━━ Raw records ━━

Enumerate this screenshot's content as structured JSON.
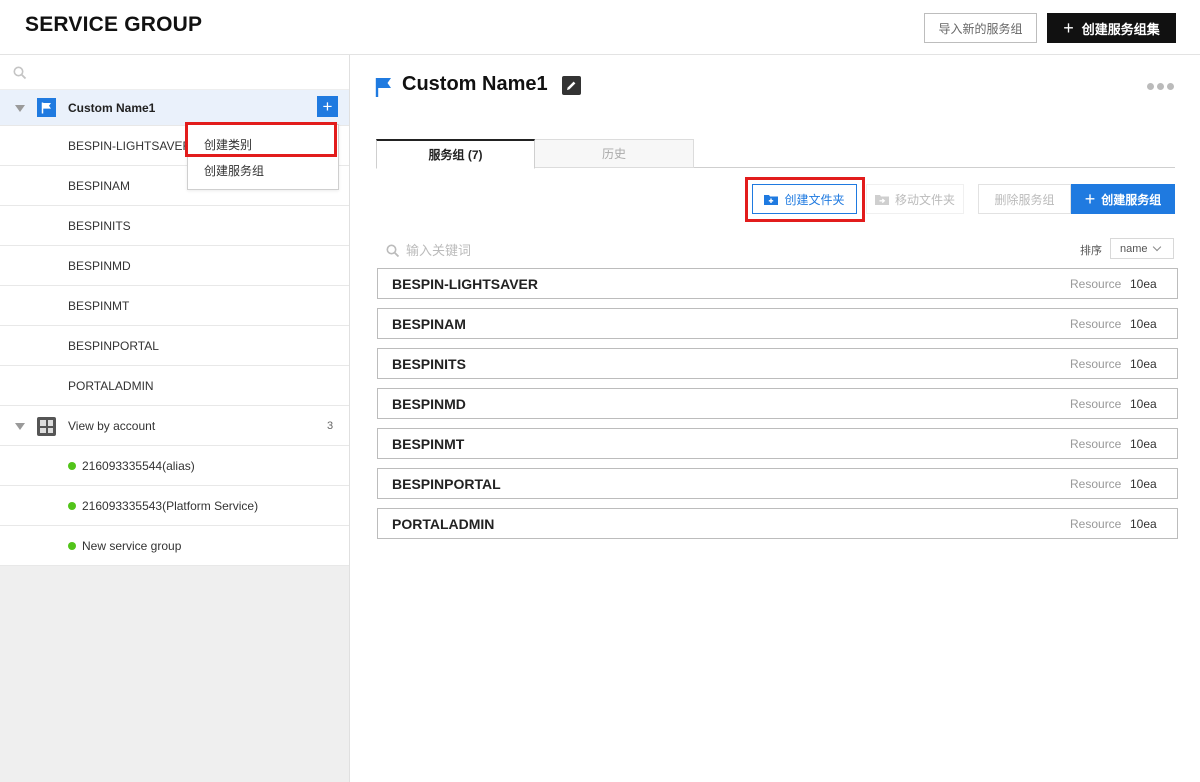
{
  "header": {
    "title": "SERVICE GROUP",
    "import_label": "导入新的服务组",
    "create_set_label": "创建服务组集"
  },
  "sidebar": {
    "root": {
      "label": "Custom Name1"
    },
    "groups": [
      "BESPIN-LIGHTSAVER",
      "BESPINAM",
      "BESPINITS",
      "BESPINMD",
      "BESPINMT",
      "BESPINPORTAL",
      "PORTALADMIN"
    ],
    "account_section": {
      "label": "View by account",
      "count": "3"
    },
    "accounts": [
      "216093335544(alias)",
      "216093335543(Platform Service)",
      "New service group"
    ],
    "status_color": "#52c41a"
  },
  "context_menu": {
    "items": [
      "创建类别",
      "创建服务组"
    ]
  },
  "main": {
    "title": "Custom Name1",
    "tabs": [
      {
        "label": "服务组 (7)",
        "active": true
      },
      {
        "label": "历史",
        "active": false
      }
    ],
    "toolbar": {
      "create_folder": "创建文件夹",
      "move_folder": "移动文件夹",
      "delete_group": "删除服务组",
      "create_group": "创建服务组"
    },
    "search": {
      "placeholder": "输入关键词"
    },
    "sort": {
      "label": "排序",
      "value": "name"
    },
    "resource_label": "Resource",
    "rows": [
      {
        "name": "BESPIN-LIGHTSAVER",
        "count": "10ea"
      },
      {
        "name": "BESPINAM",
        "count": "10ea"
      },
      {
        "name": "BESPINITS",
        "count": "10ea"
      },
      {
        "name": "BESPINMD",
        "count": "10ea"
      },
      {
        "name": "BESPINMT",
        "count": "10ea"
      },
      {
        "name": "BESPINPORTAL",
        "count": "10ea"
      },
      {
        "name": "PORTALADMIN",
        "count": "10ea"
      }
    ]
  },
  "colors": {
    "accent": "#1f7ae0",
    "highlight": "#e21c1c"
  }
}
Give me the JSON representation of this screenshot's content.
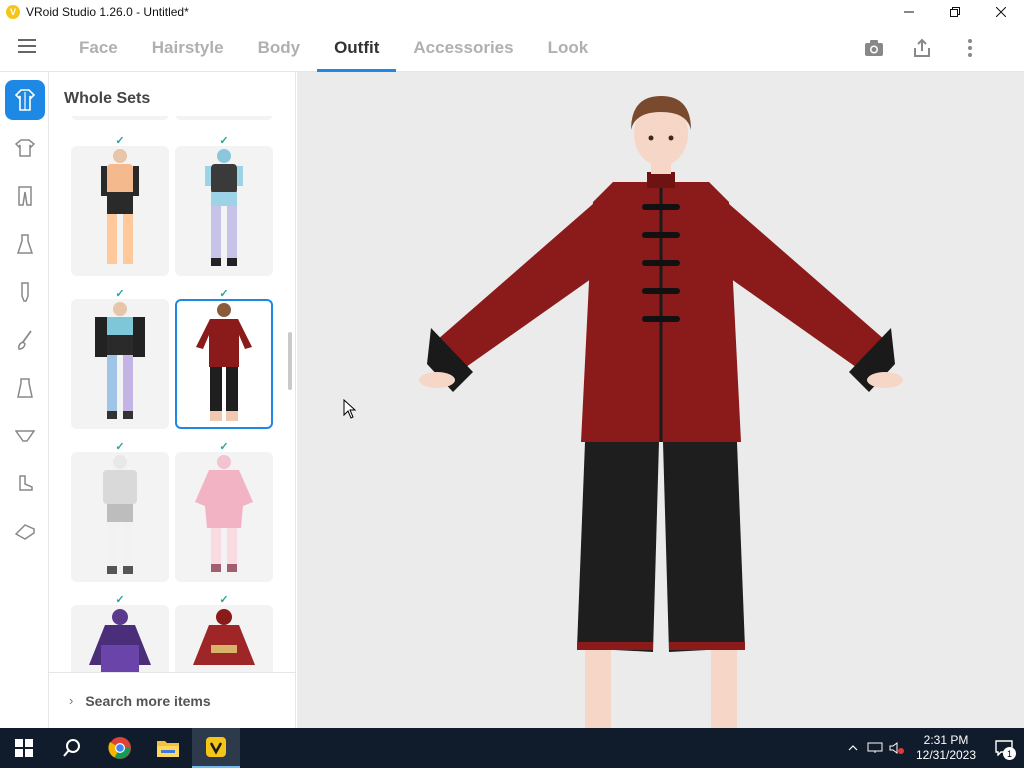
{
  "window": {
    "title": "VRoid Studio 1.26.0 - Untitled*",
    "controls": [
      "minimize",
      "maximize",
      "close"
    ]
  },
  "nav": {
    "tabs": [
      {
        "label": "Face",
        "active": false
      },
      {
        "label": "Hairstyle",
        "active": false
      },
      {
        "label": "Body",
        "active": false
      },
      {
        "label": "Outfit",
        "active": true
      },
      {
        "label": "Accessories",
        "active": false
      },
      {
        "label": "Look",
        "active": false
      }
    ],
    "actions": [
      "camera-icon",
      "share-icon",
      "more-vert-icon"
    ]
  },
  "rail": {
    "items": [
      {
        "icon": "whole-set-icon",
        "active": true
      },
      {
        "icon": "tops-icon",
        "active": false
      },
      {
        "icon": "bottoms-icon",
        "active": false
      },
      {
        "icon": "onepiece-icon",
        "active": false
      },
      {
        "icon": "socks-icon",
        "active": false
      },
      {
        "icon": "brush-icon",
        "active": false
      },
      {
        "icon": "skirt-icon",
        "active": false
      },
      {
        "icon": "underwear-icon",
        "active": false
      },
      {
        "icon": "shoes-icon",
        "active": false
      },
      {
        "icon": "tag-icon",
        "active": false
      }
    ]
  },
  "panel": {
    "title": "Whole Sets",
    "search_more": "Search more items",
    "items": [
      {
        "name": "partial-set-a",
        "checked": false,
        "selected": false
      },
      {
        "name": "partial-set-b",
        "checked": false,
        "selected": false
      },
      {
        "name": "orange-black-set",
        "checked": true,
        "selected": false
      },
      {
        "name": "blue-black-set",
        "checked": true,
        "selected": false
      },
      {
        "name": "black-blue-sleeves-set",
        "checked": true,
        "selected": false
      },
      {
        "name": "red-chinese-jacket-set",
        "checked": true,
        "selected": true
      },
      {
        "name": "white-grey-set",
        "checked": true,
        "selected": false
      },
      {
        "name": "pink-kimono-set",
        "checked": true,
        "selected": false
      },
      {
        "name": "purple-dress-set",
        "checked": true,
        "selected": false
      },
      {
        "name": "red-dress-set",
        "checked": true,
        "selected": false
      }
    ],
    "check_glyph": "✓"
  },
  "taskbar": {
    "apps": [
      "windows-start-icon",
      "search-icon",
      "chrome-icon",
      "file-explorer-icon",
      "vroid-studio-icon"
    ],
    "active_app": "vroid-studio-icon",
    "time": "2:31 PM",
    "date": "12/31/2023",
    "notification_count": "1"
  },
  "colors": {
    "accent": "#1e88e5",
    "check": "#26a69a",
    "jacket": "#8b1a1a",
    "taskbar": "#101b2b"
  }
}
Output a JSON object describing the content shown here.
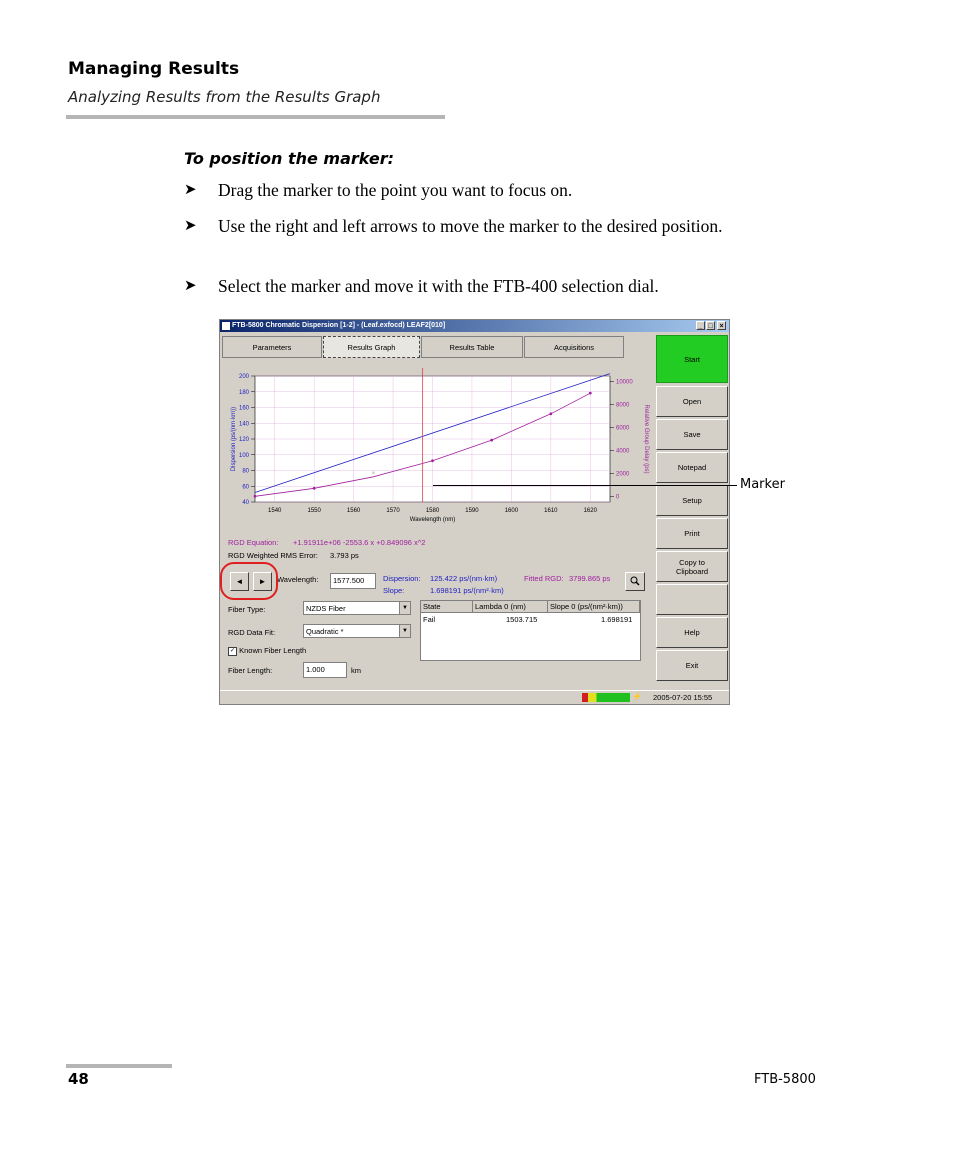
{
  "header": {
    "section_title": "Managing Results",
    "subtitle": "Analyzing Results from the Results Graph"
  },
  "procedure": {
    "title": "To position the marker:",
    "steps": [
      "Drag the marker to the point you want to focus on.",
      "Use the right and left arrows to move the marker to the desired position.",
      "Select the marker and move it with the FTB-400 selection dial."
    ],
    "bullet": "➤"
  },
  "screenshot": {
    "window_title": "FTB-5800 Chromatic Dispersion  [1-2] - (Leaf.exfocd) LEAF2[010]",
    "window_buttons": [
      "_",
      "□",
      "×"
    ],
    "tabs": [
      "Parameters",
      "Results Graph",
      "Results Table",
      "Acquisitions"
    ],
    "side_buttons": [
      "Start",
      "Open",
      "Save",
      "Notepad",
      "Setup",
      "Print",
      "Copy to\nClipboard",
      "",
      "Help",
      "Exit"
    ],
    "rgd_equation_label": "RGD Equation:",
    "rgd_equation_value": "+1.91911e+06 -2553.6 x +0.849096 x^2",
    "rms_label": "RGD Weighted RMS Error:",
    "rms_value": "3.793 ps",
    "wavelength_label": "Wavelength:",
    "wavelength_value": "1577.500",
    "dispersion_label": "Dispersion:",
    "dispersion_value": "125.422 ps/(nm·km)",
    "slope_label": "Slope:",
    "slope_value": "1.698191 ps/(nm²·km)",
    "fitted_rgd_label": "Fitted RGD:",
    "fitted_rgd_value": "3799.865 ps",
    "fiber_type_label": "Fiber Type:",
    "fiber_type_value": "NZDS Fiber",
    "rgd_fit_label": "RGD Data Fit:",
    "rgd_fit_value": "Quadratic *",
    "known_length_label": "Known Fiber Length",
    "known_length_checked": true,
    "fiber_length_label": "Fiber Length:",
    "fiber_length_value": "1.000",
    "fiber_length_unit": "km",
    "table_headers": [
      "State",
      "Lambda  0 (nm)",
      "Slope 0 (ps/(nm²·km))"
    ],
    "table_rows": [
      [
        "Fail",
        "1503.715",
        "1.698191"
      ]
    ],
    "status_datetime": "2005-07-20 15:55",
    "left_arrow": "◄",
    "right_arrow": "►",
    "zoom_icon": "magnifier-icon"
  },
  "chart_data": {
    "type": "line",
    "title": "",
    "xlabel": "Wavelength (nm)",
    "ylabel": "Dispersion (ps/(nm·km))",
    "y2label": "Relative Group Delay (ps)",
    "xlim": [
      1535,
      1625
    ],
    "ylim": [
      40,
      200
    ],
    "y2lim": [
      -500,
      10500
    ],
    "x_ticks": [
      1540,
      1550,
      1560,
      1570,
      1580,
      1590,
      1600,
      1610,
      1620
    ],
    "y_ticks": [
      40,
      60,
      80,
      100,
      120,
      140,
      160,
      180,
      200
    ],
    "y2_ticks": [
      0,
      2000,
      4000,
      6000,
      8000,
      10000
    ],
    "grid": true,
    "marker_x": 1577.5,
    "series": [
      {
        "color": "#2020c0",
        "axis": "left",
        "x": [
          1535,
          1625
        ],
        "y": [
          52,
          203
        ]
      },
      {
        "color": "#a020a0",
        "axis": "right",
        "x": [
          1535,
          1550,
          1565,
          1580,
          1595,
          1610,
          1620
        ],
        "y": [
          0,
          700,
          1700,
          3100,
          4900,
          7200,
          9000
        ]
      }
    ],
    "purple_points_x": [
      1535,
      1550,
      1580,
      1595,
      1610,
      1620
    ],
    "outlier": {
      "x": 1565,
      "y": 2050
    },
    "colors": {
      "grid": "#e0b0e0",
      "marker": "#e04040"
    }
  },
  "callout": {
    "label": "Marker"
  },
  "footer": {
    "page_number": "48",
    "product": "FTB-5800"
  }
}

━━━

What needs to be done: Pick out lines containing the word "dress", each one as written.

Exercise solution:
        "name": "purple-dress-set",
        "name": "red-dress-set",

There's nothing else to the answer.